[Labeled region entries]
★ ★ ★ ★ ★
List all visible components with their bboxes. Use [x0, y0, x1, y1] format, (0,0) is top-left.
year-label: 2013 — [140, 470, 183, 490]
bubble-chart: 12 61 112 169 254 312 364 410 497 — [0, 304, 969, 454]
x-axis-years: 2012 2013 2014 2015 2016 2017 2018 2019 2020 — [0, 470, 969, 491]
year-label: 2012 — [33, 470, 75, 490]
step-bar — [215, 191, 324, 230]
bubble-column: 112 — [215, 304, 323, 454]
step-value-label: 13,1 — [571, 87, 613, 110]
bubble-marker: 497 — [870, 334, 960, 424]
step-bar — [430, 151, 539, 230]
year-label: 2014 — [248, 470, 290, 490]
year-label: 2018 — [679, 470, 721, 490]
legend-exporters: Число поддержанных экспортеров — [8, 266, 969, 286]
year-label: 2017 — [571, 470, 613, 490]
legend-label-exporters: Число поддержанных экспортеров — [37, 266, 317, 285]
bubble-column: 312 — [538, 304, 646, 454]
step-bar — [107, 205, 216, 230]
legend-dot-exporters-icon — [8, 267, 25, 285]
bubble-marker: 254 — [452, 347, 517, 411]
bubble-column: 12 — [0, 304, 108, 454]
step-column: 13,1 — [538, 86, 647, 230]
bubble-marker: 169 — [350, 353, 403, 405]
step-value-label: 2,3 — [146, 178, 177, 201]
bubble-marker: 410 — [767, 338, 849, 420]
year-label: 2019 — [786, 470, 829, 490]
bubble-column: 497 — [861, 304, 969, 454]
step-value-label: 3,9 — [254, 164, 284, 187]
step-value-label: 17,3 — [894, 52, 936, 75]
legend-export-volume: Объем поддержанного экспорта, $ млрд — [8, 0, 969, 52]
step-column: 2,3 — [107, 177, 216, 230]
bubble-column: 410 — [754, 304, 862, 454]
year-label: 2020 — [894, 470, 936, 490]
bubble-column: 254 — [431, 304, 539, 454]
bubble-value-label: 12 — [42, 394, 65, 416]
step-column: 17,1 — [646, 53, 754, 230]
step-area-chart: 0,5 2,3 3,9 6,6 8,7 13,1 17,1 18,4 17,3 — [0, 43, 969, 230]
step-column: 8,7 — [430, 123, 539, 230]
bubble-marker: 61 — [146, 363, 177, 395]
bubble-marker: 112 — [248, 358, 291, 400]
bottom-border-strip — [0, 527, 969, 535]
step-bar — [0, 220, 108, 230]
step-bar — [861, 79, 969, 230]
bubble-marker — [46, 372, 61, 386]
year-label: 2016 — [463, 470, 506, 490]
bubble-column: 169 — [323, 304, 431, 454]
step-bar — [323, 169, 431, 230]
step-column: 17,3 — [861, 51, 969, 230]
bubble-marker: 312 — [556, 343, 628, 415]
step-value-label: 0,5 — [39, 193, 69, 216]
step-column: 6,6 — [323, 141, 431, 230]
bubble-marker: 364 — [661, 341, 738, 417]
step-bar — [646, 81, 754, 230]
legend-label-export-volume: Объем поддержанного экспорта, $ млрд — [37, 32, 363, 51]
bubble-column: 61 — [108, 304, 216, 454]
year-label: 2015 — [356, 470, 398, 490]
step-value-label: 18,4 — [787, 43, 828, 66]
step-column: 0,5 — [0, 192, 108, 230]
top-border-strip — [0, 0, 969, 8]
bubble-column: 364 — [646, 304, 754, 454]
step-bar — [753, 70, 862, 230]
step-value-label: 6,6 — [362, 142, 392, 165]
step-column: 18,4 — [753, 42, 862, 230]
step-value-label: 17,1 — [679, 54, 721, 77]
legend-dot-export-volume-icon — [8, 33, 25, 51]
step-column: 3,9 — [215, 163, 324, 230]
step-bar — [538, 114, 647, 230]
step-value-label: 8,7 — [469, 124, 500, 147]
★ ★ ★ ★ ★
• WRITTEN PROBLEM
Copy the records above line for line, without any changes.

• TASK RESULT
List all visible components with their bboxes. Use [x0, y0, x1, y1] format, (0,0) is top-left.
year-label: 2013 — [140, 470, 183, 490]
bubble-chart: 12 61 112 169 254 312 364 410 497 — [0, 304, 969, 454]
x-axis-years: 2012 2013 2014 2015 2016 2017 2018 2019 2020 — [0, 470, 969, 491]
year-label: 2012 — [33, 470, 75, 490]
step-bar — [215, 191, 324, 230]
bubble-column: 112 — [215, 304, 323, 454]
step-value-label: 13,1 — [571, 87, 613, 110]
bubble-marker: 497 — [870, 334, 960, 424]
step-bar — [430, 151, 539, 230]
year-label: 2014 — [248, 470, 290, 490]
year-label: 2018 — [679, 470, 721, 490]
legend-exporters: Число поддержанных экспортеров — [8, 266, 969, 286]
year-label: 2017 — [571, 470, 613, 490]
legend-label-exporters: Число поддержанных экспортеров — [37, 266, 317, 285]
bubble-column: 312 — [538, 304, 646, 454]
step-bar — [107, 205, 216, 230]
legend-dot-exporters-icon — [8, 267, 25, 285]
bubble-marker: 254 — [452, 347, 517, 411]
bubble-column: 12 — [0, 304, 108, 454]
step-column: 13,1 — [538, 86, 647, 230]
bubble-marker: 169 — [350, 353, 403, 405]
step-value-label: 2,3 — [146, 178, 177, 201]
bubble-marker: 410 — [767, 338, 849, 420]
year-label: 2019 — [786, 470, 829, 490]
bubble-column: 497 — [861, 304, 969, 454]
step-value-label: 3,9 — [254, 164, 284, 187]
step-value-label: 17,3 — [894, 52, 936, 75]
legend-export-volume: Объем поддержанного экспорта, $ млрд — [8, 0, 969, 52]
step-column: 2,3 — [107, 177, 216, 230]
bubble-column: 410 — [754, 304, 862, 454]
year-label: 2020 — [894, 470, 936, 490]
bubble-column: 254 — [431, 304, 539, 454]
bubble-value-label: 12 — [42, 394, 65, 416]
step-column: 17,1 — [646, 53, 754, 230]
step-area-chart: 0,5 2,3 3,9 6,6 8,7 13,1 17,1 18,4 17,3 — [0, 43, 969, 230]
step-column: 8,7 — [430, 123, 539, 230]
bubble-marker: 61 — [146, 363, 177, 395]
bubble-marker: 112 — [248, 358, 291, 400]
bottom-border-strip — [0, 527, 969, 535]
step-bar — [0, 220, 108, 230]
step-bar — [861, 79, 969, 230]
bubble-marker — [46, 372, 61, 386]
year-label: 2016 — [463, 470, 506, 490]
bubble-column: 169 — [323, 304, 431, 454]
step-bar — [323, 169, 431, 230]
step-column: 17,3 — [861, 51, 969, 230]
bubble-marker: 312 — [556, 343, 628, 415]
step-value-label: 0,5 — [39, 193, 69, 216]
step-column: 6,6 — [323, 141, 431, 230]
bubble-marker: 364 — [661, 341, 738, 417]
step-bar — [646, 81, 754, 230]
legend-label-export-volume: Объем поддержанного экспорта, $ млрд — [37, 32, 363, 51]
bubble-column: 61 — [108, 304, 216, 454]
year-label: 2015 — [356, 470, 398, 490]
step-value-label: 18,4 — [787, 43, 828, 66]
step-column: 0,5 — [0, 192, 108, 230]
top-border-strip — [0, 0, 969, 8]
bubble-column: 364 — [646, 304, 754, 454]
step-bar — [753, 70, 862, 230]
step-value-label: 6,6 — [362, 142, 392, 165]
step-column: 18,4 — [753, 42, 862, 230]
step-value-label: 17,1 — [679, 54, 721, 77]
legend-dot-export-volume-icon — [8, 33, 25, 51]
step-column: 3,9 — [215, 163, 324, 230]
step-bar — [538, 114, 647, 230]
step-value-label: 8,7 — [469, 124, 500, 147]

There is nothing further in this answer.